### Short problem:
Scan the data below for the string "miejsca". Show every line where it turns up.

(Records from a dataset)
════════════════

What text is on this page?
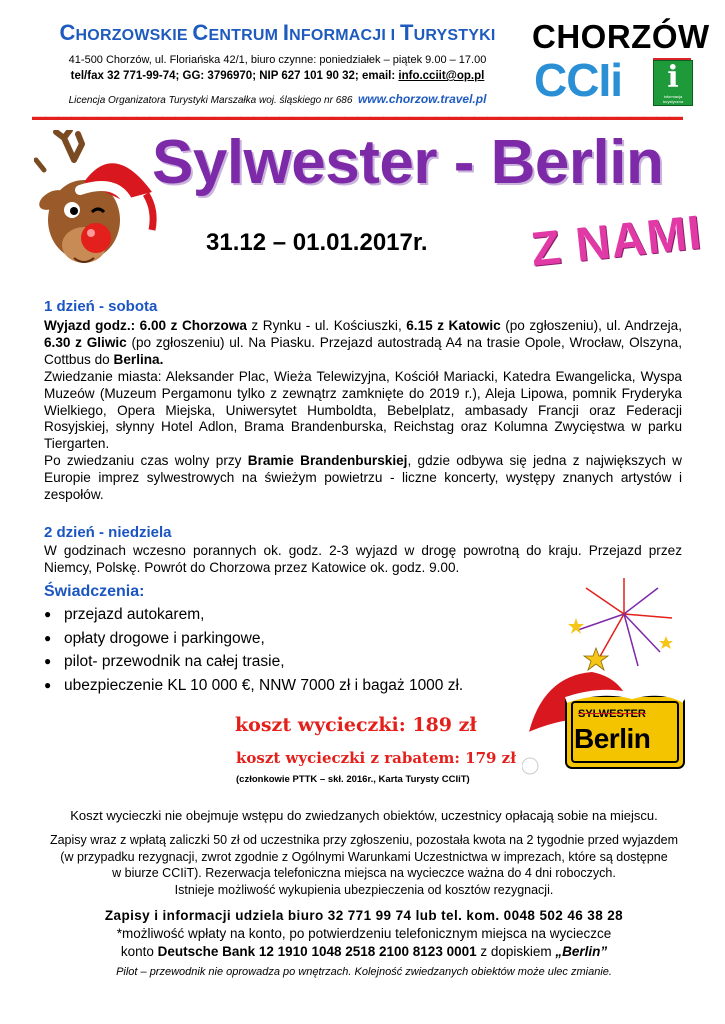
CHORZOWSKIE CENTRUM INFORMACJI I TURYSTYKI
41-500 Chorzów, ul. Floriańska 42/1, biuro czynne: poniedziałek – piątek 9.00 – 17.00
tel/fax 32 771-99-74; GG: 3796970; NIP 627 101 90 32; email: info.cciit@op.pl
Licencja Organizatora Turystyki Marszałka woj. śląskiego nr 686 www.chorzow.travel.pl
CHORZÓW
CCIi	i
informacja turystyczna
▬▬▬▬▬▬▬▬▬▬▬▬▬▬▬▬▬▬▬▬▬▬▬▬▬▬▬▬▬▬▬▬▬▬▬▬▬▬▬▬▬▬▬▬▬▬▬▬▬▬
Sylwester - Berlin
31.12 – 01.01.2017r. Z NAMI
1 dzień - sobota
Wyjazd godz.: 6.00 z Chorzowa z Rynku - ul. Kościuszki, 6.15 z Katowic (po zgłoszeniu), ul. Andrzeja, 6.30 z Gliwic (po zgłoszeniu) ul. Na Piasku. Przejazd autostradą A4 na trasie Opole, Wrocław, Olszyna, Cottbus do Berlina.
Zwiedzanie miasta: Aleksander Plac, Wieża Telewizyjna, Kościół Mariacki, Katedra Ewangelicka, Wyspa Muzeów (Muzeum Pergamonu tylko z zewnątrz zamknięte do 2019 r.), Aleja Lipowa, pomnik Fryderyka Wielkiego, Opera Miejska, Uniwersytet Humboldta, Bebelplatz, ambasady Francji oraz Federacji Rosyjskiej, słynny Hotel Adlon, Brama Brandenburska, Reichstag oraz Kolumna Zwycięstwa w parku Tiergarten.
Po zwiedzaniu czas wolny przy Bramie Brandenburskiej, gdzie odbywa się jedna z największych w Europie imprez sylwestrowych na świeżym powietrzu - liczne koncerty, występy znanych artystów i zespołów.
2 dzień - niedziela
W godzinach wczesno porannych ok. godz. 2-3 wyjazd w drogę powrotną do kraju. Przejazd przez Niemcy, Polskę. Powrót do Chorzowa przez Katowice ok. godz. 9.00.
Świadczenia:
● przejazd autokarem,
● opłaty drogowe i parkingowe,
● pilot- przewodnik na całej trasie,
● ubezpieczenie KL 10 000 €, NNW 7000 zł i bagaż 1000 zł.
SYLWESTER
Berlin
koszt wycieczki: 189 zł
koszt wycieczki z rabatem: 179 zł
(członkowie PTTK – skł. 2016r., Karta Turysty CCIiT)
Koszt wycieczki nie obejmuje wstępu do zwiedzanych obiektów, uczestnicy opłacają sobie na miejscu.
Zapisy wraz z wpłatą zaliczki 50 zł od uczestnika przy zgłoszeniu, pozostała kwota na 2 tygodnie przed wyjazdem
(w przypadku rezygnacji, zwrot zgodnie z Ogólnymi Warunkami Uczestnictwa w imprezach, które są dostępne
w biurze CCIiT). Rezerwacja telefoniczna miejsca na wycieczce ważna do 4 dni roboczych.
Istnieje możliwość wykupienia ubezpieczenia od kosztów rezygnacji.
Zapisy i informacji udziela biuro 32 771 99 74 lub tel. kom. 0048 502 46 38 28
*możliwość wpłaty na konto, po potwierdzeniu telefonicznym miejsca na wycieczce
konto Deutsche Bank 12 1910 1048 2518 2100 8123 0001 z dopiskiem „Berlin”
Pilot – przewodnik nie oprowadza po wnętrzach. Kolejność zwiedzanych obiektów może ulec zmianie.
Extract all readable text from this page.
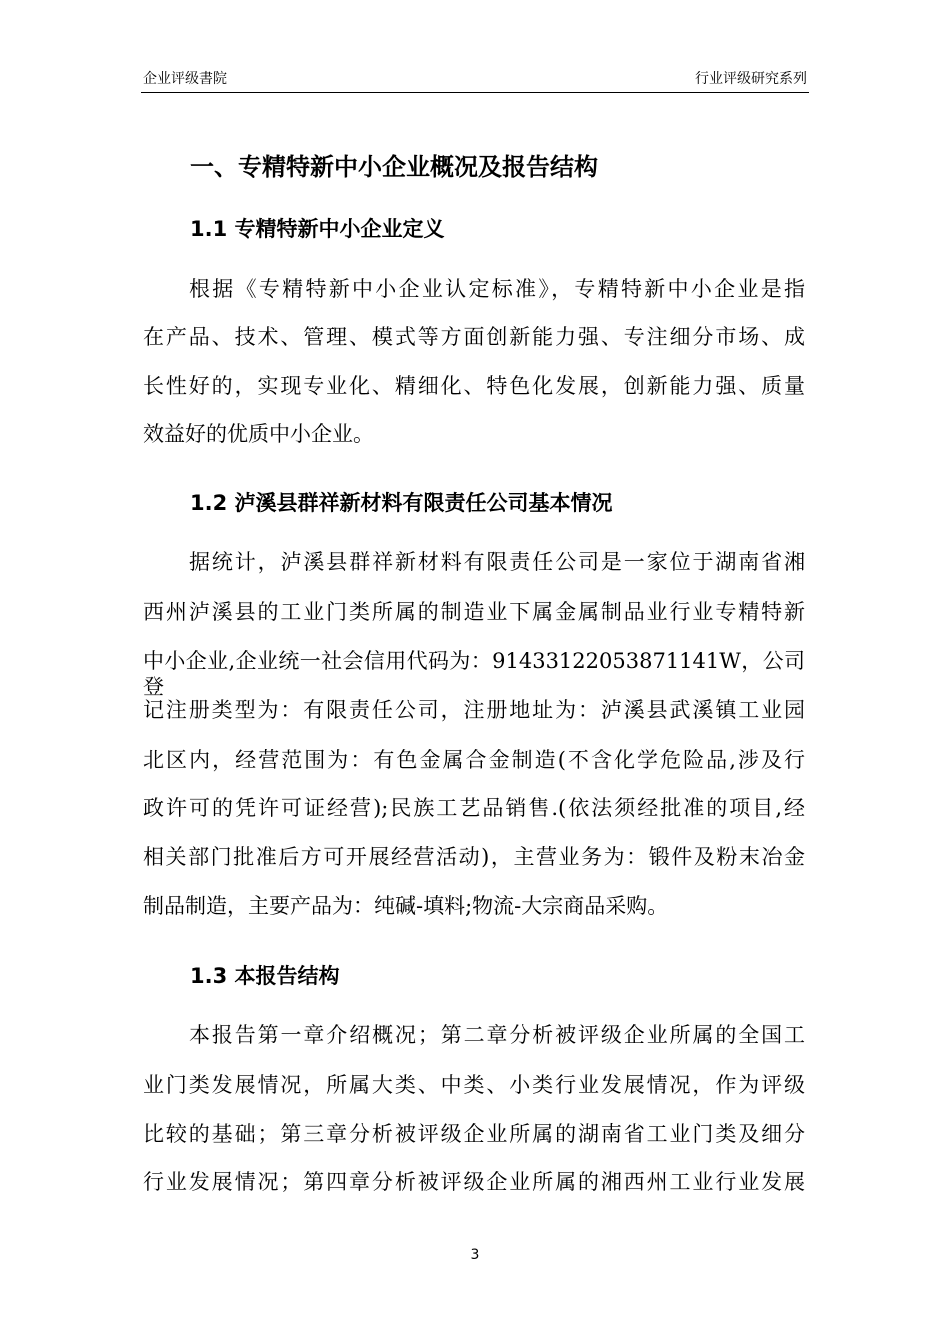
企业评级書院	行业评级研究系列
一、专精特新中小企业概况及报告结构
1.1 专精特新中小企业定义
根据《专精特新中小企业认定标准》，专精特新中小企业是指
在产品、技术、管理、模式等方面创新能力强、专注细分市场、成
长性好的，实现专业化、精细化、特色化发展，创新能力强、质量
效益好的优质中小企业。
1.2 泸溪县群祥新材料有限责任公司基本情况
据统计，泸溪县群祥新材料有限责任公司是一家位于湖南省湘
西州泸溪县的工业门类所属的制造业下属金属制品业行业专精特新
中小企业,企业统一社会信用代码为：91433122053871141W，公司登
记注册类型为：有限责任公司，注册地址为：泸溪县武溪镇工业园
北区内，经营范围为：有色金属合金制造(不含化学危险品,涉及行
政许可的凭许可证经营);民族工艺品销售.(依法须经批准的项目,经
相关部门批准后方可开展经营活动)，主营业务为：锻件及粉末冶金
制品制造，主要产品为：纯碱-填料;物流-大宗商品采购。
1.3 本报告结构
本报告第一章介绍概况；第二章分析被评级企业所属的全国工
业门类发展情况，所属大类、中类、小类行业发展情况，作为评级
比较的基础；第三章分析被评级企业所属的湖南省工业门类及细分
行业发展情况；第四章分析被评级企业所属的湘西州工业行业发展
3
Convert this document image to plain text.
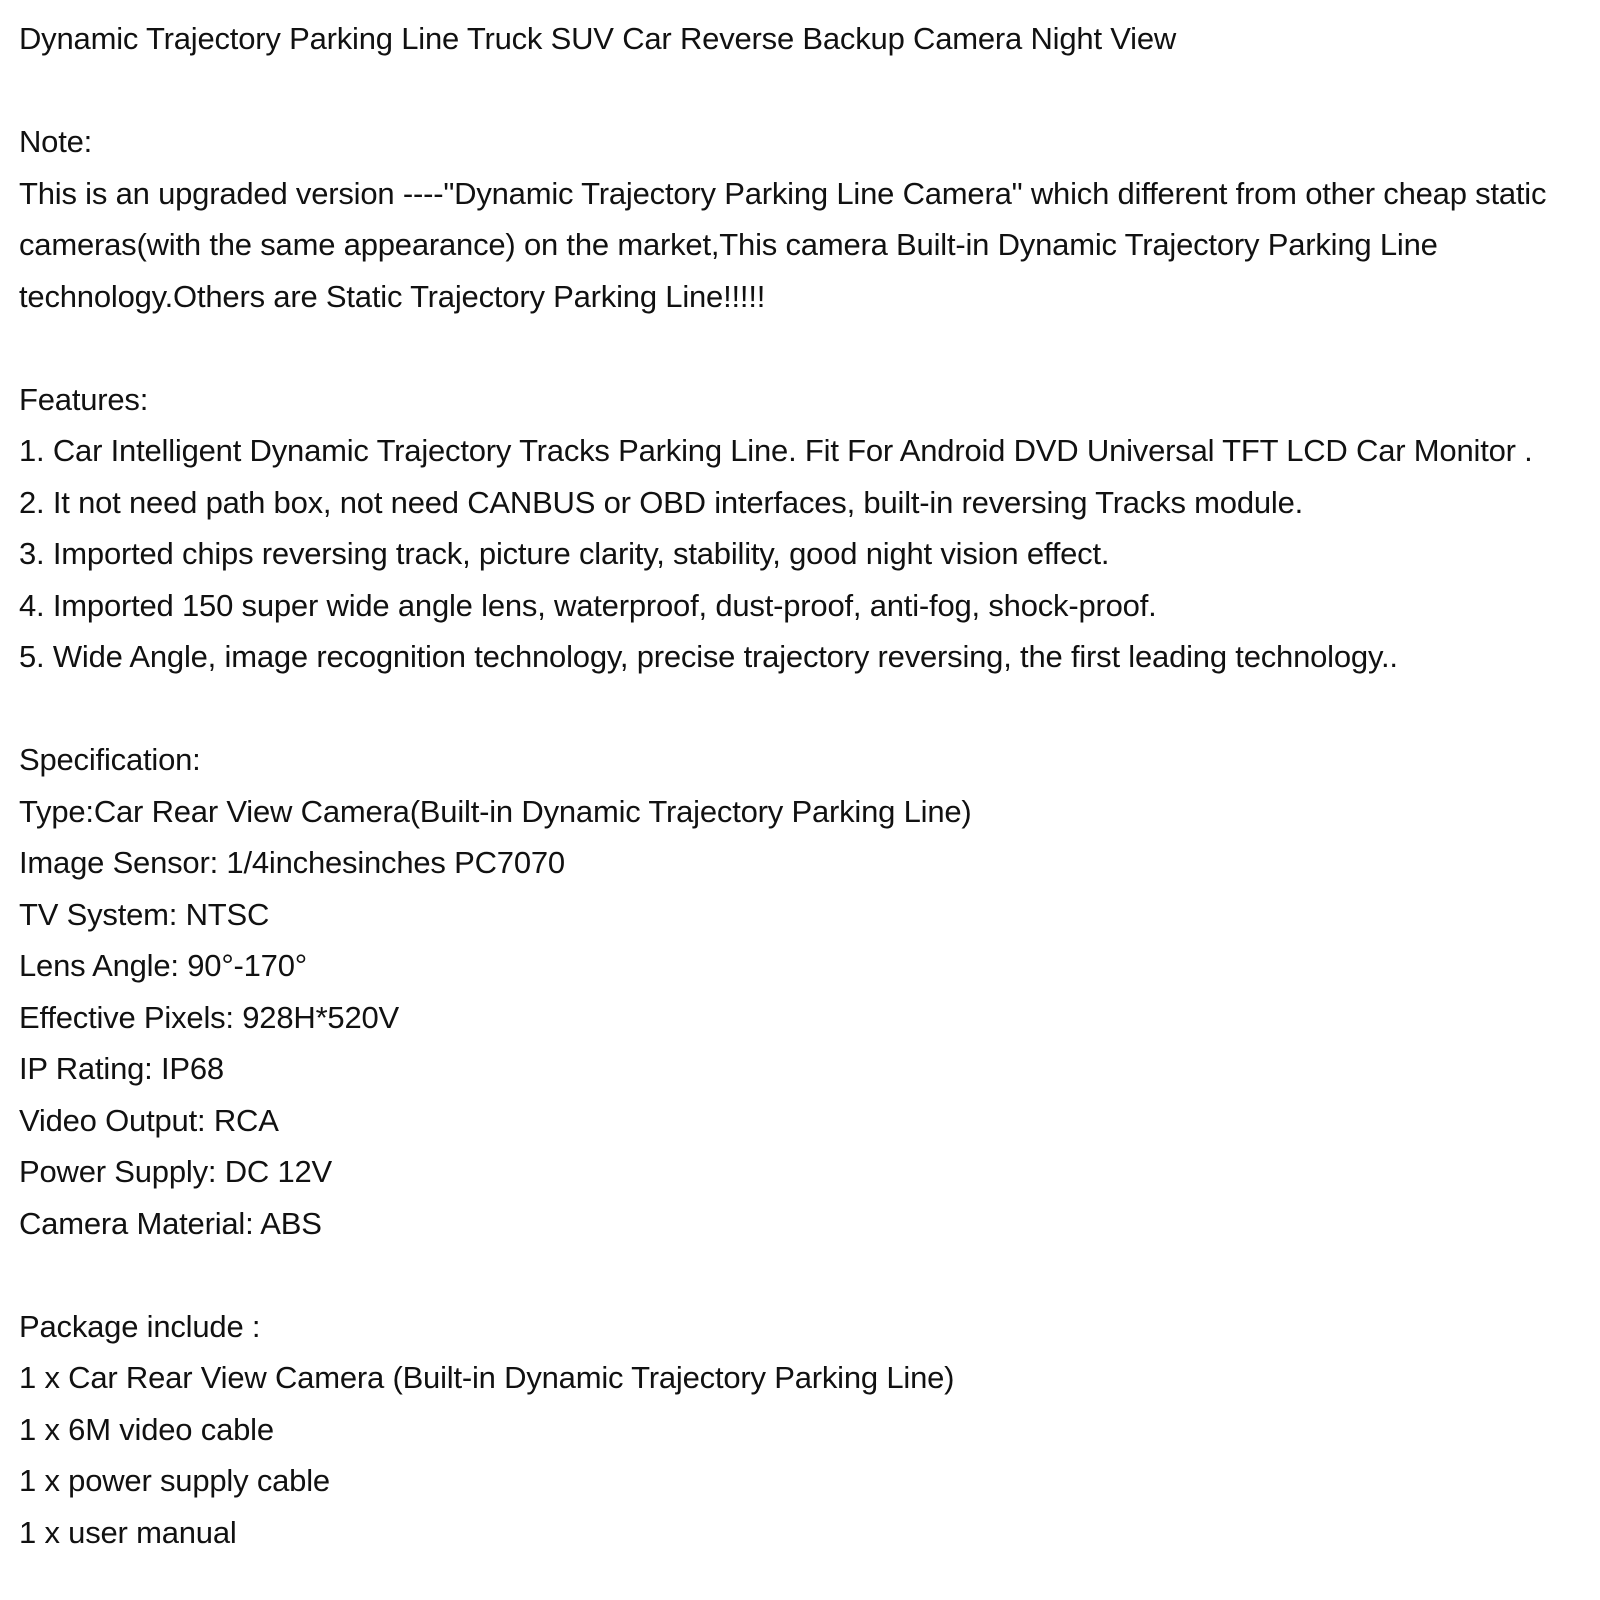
Dynamic Trajectory Parking Line Truck SUV Car Reverse Backup Camera Night View
Note:
This is an upgraded version ----"Dynamic Trajectory Parking Line Camera" which different from other cheap static cameras(with the same appearance) on the market,This camera Built-in Dynamic Trajectory Parking Line technology.Others are Static Trajectory Parking Line!!!!!
Features:
1. Car Intelligent Dynamic Trajectory Tracks Parking Line. Fit For Android DVD Universal TFT LCD Car Monitor .
2. It not need path box, not need CANBUS or OBD interfaces, built-in reversing Tracks module.
3. Imported chips reversing track, picture clarity, stability, good night vision effect.
4. Imported 150 super wide angle lens, waterproof, dust-proof, anti-fog, shock-proof.
5. Wide Angle, image recognition technology, precise trajectory reversing, the first leading technology..
Specification:
Type:Car Rear View Camera(Built-in Dynamic Trajectory Parking Line)
Image Sensor: 1/4inchesinches PC7070
TV System: NTSC
Lens Angle: 90°-170°
Effective Pixels: 928H*520V
IP Rating: IP68
Video Output: RCA
Power Supply: DC 12V
Camera Material: ABS
Package include :
1 x Car Rear View Camera (Built-in Dynamic Trajectory Parking Line)
1 x 6M video cable
1 x power supply cable
1 x user manual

════════════════

### Result for this task:
w biurze CCIiT). Rezerwacja telefoniczna miejsca na wycieczce ważna do 4 dni roboczych.
*możliwość wpłaty na konto, po potwierdzeniu telefonicznym miejsca na wycieczce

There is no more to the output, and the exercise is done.